**WHAT YOU SHOULD DO**
Compute the number of lines that include the string "детям", then output that number and nothing else.
══ INPUT MATERIAL
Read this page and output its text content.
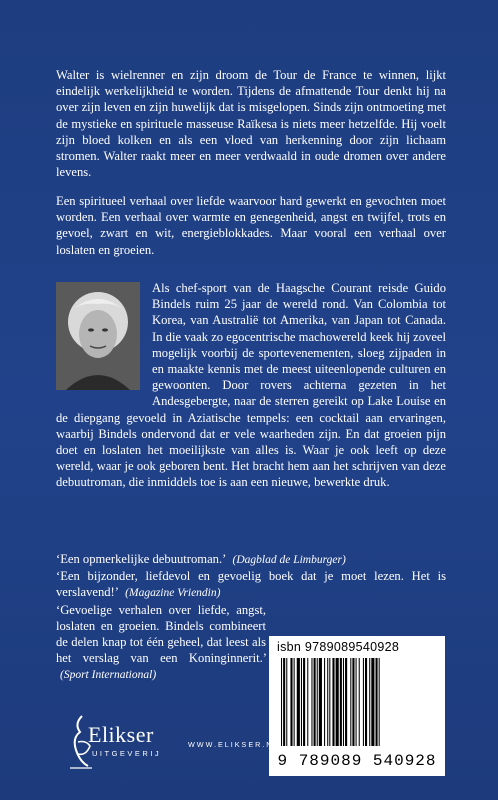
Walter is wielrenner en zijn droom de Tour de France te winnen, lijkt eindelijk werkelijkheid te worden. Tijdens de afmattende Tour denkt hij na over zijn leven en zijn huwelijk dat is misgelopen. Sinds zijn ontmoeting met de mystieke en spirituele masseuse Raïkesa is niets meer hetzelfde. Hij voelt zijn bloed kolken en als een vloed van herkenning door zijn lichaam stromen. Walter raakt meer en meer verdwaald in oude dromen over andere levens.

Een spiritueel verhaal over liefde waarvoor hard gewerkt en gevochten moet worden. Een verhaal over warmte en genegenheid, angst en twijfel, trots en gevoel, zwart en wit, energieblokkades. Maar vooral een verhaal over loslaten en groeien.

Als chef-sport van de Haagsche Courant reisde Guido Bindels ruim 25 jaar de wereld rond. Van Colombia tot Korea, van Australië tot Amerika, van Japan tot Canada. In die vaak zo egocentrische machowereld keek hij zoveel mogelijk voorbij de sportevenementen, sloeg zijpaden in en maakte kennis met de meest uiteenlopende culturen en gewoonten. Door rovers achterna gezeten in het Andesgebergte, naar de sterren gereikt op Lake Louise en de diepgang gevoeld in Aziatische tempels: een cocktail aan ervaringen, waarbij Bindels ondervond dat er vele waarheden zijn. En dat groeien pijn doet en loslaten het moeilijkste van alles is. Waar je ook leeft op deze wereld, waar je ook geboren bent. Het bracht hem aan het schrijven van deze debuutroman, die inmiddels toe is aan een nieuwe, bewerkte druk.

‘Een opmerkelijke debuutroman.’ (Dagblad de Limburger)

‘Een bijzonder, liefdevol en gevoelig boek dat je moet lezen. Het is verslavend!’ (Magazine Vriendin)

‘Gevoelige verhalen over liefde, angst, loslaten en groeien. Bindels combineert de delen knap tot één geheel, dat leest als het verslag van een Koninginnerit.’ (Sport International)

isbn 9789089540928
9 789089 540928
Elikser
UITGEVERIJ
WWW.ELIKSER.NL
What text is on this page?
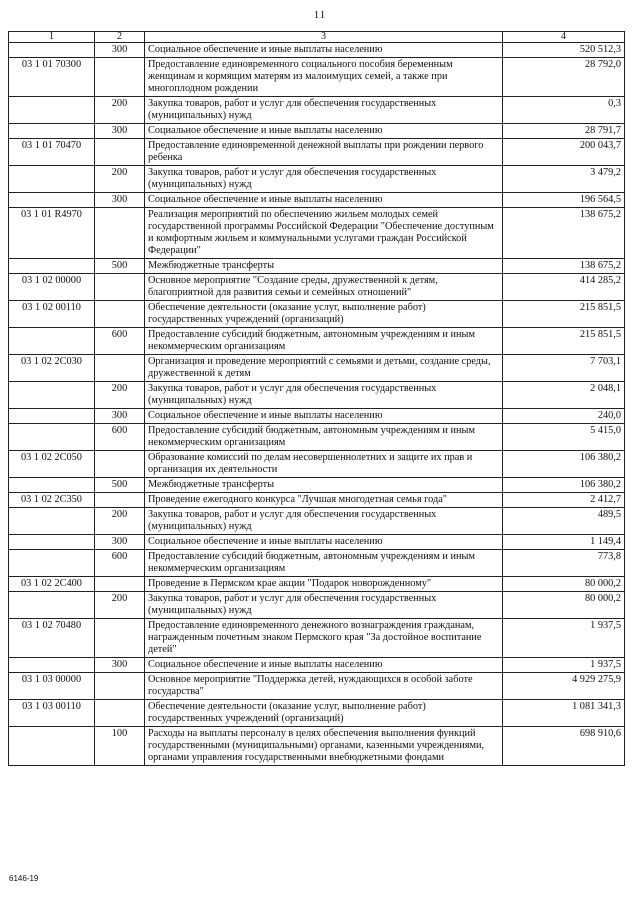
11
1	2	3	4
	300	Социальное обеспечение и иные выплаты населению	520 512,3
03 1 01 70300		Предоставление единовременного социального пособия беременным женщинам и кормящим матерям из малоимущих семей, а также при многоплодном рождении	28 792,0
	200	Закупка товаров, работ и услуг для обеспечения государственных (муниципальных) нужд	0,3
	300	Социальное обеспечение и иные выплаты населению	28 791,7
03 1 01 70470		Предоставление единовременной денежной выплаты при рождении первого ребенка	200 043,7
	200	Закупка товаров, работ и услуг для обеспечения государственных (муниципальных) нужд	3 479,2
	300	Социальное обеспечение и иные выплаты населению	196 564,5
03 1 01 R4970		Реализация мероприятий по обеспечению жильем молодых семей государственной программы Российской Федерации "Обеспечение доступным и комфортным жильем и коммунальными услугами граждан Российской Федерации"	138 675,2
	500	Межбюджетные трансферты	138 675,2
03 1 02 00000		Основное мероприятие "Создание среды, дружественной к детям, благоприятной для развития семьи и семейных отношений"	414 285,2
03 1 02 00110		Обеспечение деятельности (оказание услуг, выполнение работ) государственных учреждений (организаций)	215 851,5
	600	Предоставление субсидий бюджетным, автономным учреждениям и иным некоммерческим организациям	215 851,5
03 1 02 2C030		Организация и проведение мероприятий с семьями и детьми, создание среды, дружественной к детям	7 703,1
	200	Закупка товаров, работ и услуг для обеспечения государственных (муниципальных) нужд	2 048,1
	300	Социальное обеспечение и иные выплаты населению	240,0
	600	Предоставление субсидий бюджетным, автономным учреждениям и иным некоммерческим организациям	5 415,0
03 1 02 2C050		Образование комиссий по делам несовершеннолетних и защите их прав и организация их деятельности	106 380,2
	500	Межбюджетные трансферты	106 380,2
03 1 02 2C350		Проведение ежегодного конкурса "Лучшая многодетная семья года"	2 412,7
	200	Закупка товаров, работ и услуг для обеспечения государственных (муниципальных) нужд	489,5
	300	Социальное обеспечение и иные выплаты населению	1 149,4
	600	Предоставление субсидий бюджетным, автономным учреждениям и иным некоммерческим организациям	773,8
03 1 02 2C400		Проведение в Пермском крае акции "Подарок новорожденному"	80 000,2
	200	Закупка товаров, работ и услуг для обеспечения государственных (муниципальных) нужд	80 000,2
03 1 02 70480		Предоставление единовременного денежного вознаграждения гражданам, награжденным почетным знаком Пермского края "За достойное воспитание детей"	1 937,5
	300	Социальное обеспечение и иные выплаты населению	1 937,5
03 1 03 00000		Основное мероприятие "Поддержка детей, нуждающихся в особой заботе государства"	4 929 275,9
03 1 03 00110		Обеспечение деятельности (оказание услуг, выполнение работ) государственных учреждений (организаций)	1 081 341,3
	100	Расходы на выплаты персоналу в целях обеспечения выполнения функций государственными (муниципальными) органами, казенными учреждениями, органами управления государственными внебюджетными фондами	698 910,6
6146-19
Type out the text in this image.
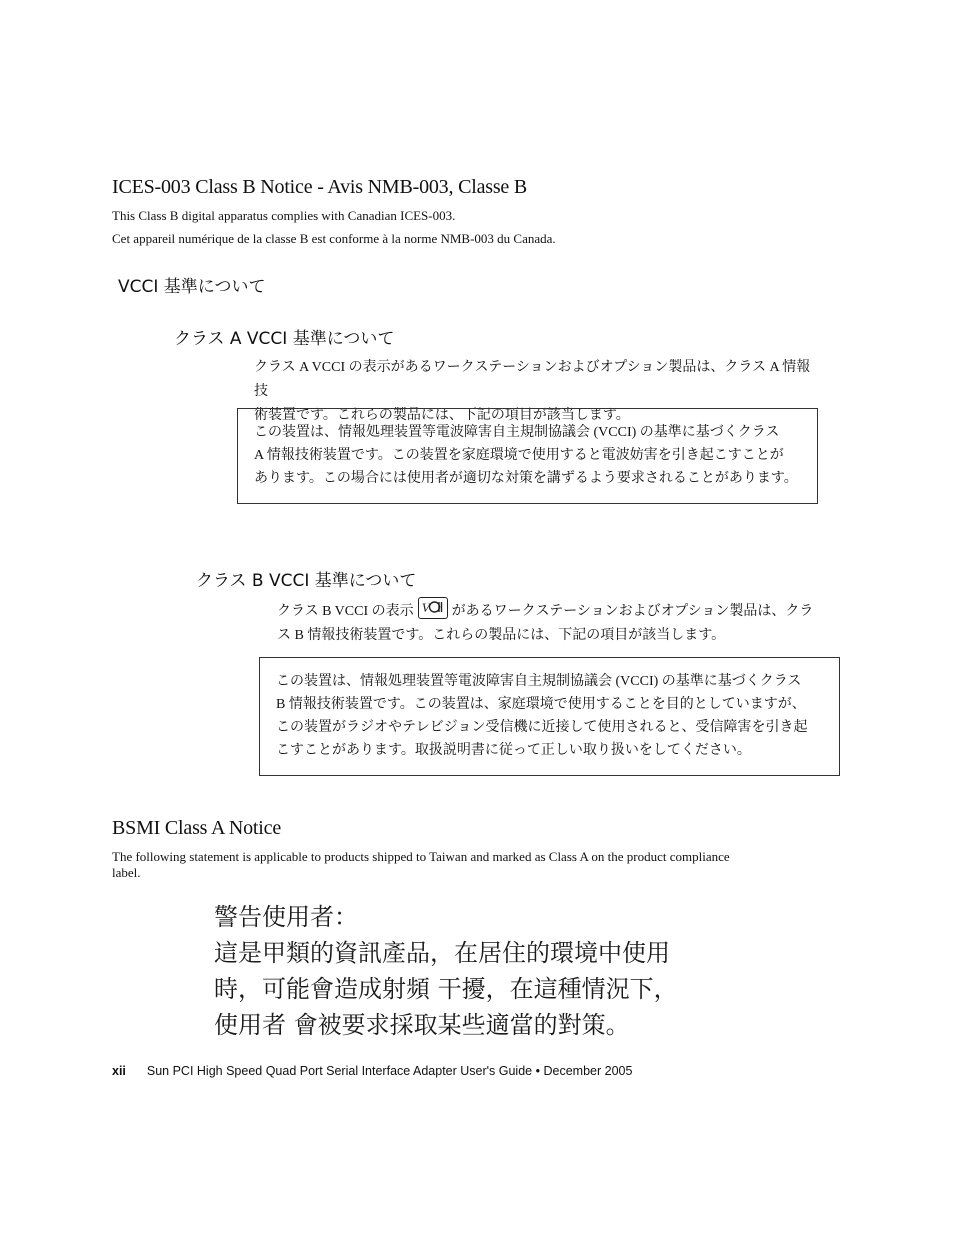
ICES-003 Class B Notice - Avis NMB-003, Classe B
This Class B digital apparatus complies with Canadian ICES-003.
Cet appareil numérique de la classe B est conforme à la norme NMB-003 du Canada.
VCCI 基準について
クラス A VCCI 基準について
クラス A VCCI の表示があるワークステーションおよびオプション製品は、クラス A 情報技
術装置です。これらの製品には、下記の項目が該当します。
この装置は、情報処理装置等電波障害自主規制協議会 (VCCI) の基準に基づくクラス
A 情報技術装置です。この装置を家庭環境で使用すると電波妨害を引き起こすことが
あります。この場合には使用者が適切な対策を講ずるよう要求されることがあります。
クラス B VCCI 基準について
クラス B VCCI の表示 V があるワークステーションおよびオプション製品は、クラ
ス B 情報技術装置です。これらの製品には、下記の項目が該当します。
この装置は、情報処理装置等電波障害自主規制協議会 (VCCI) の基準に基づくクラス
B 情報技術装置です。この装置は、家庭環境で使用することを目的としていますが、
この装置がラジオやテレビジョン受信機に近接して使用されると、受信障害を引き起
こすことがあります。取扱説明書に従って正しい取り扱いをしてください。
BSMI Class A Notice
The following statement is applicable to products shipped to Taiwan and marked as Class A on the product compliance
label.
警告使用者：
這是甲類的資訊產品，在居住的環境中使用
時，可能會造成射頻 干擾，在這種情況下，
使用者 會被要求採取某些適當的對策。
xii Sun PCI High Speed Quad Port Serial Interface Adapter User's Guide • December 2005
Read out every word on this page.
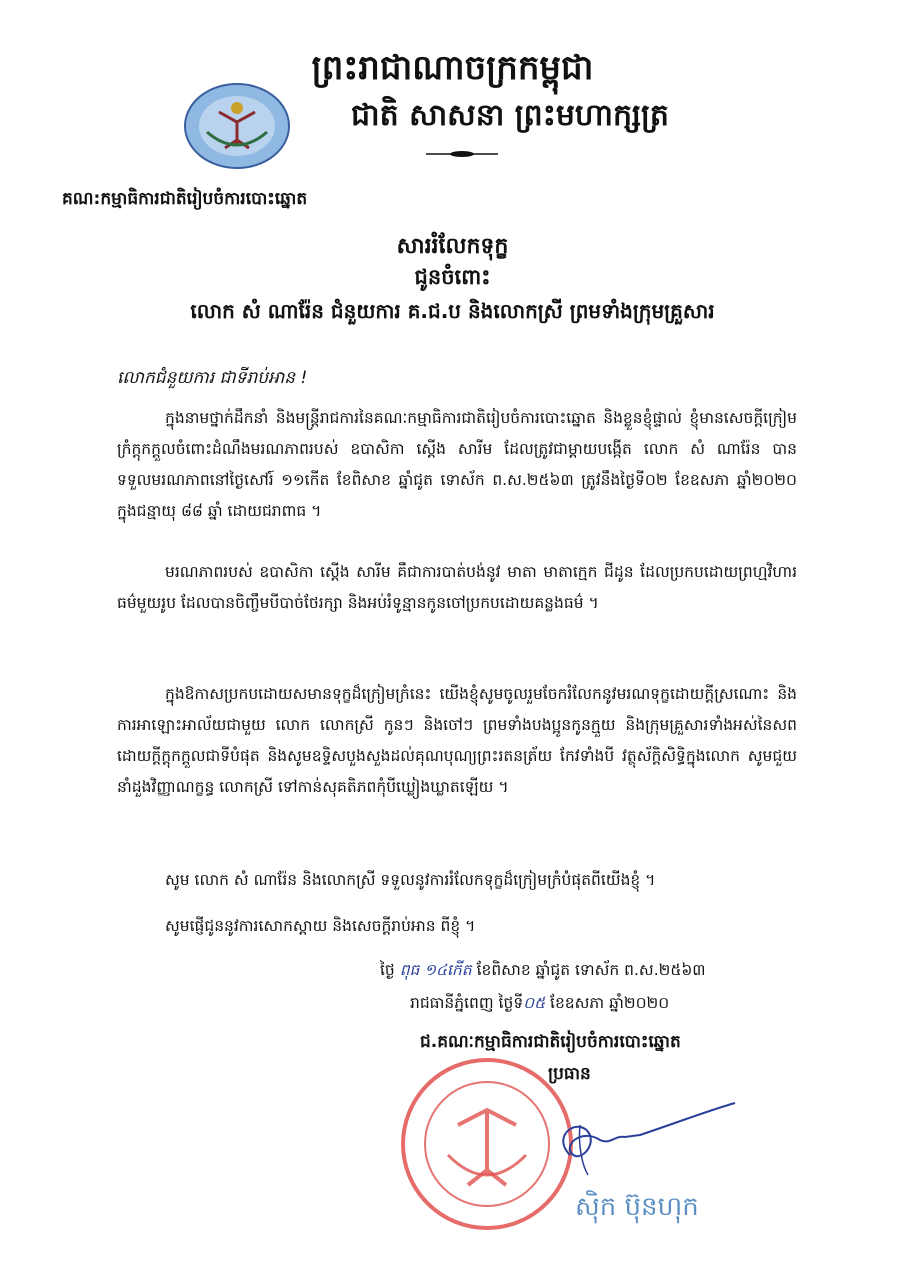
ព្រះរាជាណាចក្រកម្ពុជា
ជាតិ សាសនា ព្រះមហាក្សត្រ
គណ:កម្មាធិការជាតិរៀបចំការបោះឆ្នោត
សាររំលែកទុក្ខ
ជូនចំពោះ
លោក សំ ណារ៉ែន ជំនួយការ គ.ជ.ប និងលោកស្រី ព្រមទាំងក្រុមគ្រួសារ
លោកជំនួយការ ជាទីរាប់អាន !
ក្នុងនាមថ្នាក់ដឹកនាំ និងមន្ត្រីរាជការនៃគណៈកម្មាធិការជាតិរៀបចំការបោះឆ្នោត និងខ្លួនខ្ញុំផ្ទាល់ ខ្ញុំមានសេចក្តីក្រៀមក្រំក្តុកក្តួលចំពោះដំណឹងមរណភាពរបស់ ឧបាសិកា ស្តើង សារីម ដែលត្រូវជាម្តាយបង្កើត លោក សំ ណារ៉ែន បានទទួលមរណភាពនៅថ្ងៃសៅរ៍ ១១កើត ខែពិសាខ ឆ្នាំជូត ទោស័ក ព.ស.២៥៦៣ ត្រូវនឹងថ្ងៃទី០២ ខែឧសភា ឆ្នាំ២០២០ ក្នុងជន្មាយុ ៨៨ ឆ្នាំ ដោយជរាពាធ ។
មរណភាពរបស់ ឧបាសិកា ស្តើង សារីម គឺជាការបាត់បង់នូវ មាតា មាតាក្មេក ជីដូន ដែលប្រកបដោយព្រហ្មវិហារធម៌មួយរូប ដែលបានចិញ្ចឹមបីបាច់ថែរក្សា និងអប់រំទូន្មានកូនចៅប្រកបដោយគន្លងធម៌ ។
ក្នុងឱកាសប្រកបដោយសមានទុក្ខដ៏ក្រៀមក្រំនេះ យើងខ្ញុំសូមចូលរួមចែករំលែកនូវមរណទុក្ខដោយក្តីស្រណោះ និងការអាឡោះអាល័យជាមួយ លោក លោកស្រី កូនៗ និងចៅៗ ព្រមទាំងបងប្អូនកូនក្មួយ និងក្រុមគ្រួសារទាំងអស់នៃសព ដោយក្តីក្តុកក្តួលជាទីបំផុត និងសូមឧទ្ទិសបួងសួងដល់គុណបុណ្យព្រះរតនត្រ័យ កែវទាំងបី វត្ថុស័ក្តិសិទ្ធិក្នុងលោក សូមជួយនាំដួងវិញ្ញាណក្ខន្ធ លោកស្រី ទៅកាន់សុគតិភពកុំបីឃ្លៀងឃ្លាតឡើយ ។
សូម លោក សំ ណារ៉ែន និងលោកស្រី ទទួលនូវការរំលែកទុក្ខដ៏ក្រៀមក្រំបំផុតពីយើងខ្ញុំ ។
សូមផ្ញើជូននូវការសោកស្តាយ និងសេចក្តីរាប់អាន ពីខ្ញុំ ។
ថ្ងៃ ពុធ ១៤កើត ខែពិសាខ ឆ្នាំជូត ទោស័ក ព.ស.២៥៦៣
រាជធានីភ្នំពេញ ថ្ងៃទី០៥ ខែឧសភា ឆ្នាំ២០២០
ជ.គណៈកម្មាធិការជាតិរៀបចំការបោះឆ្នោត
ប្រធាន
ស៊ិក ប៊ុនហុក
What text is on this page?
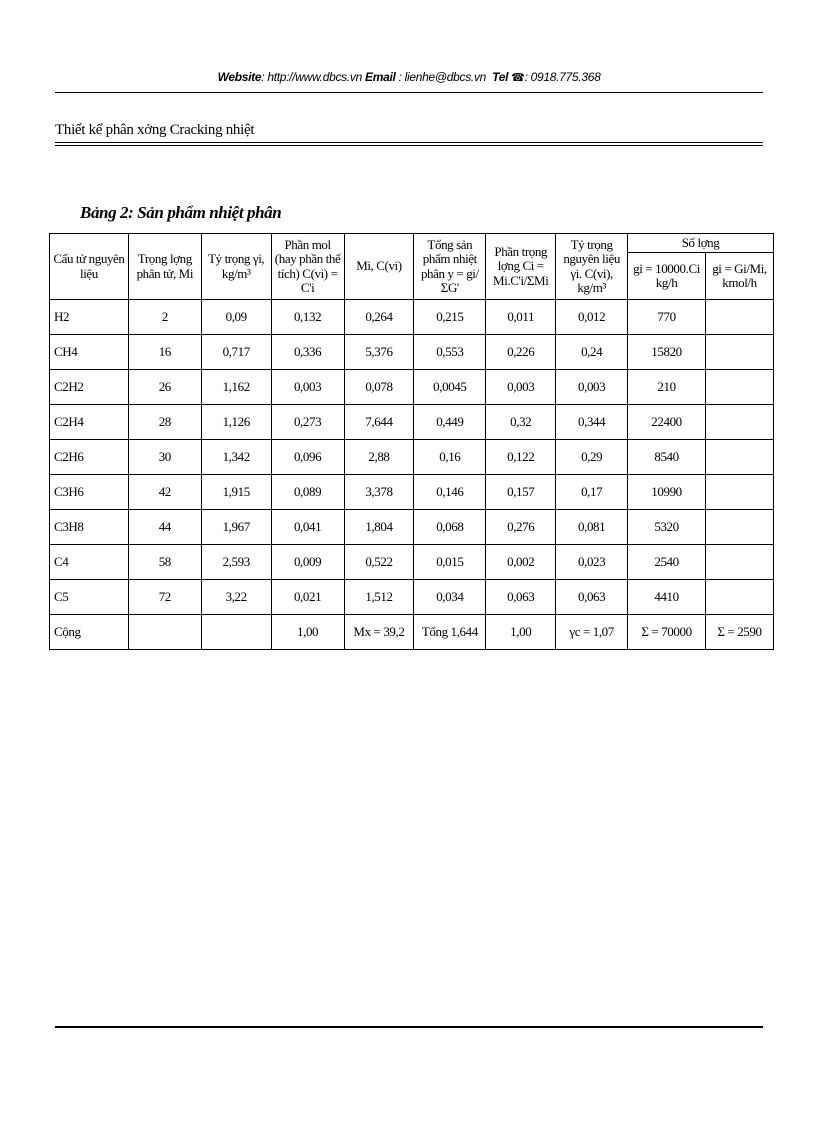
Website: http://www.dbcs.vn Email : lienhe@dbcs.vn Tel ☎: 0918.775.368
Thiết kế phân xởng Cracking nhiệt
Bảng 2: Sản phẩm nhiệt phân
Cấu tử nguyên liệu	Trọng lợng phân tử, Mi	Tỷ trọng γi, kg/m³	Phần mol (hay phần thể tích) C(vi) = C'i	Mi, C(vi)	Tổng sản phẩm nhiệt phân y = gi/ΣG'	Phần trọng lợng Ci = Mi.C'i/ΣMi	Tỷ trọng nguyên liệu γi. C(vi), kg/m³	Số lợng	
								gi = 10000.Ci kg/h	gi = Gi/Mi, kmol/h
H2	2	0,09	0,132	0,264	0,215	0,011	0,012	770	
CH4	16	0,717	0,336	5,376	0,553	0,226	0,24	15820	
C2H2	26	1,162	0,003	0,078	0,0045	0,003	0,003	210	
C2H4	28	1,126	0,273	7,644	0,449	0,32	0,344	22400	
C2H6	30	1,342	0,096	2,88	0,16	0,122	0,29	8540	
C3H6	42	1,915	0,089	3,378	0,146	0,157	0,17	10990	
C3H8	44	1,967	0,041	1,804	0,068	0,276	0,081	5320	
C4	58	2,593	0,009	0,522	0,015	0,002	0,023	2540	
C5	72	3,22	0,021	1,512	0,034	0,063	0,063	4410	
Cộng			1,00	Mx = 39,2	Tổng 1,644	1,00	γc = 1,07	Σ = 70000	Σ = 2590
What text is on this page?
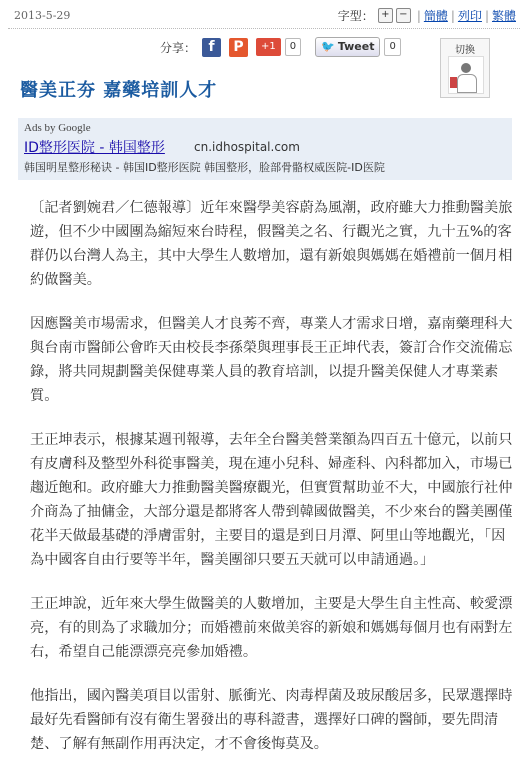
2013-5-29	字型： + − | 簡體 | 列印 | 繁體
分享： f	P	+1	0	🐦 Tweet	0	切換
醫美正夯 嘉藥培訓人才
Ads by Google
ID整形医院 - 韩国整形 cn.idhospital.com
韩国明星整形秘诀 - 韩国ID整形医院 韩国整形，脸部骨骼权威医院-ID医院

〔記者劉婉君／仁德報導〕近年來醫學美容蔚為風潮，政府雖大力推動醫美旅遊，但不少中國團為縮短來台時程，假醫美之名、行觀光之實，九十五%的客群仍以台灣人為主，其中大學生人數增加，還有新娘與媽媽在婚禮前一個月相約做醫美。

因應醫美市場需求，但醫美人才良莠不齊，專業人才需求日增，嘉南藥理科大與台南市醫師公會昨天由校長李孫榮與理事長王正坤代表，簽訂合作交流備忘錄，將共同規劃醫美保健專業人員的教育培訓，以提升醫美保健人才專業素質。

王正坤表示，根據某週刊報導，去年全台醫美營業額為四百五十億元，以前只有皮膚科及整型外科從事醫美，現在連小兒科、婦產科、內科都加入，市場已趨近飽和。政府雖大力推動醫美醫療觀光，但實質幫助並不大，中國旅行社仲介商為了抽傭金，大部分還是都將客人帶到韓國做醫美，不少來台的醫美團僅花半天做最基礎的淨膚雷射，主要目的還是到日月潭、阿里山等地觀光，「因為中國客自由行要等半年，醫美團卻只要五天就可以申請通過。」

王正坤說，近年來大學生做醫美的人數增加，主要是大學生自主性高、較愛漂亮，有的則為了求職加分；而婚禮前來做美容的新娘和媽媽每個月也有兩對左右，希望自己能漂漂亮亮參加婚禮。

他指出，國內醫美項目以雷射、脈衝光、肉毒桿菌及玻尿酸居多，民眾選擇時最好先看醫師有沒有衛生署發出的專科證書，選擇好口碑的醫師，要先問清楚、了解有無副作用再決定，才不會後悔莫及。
════
**RESPONSE TO THIS TASK**
2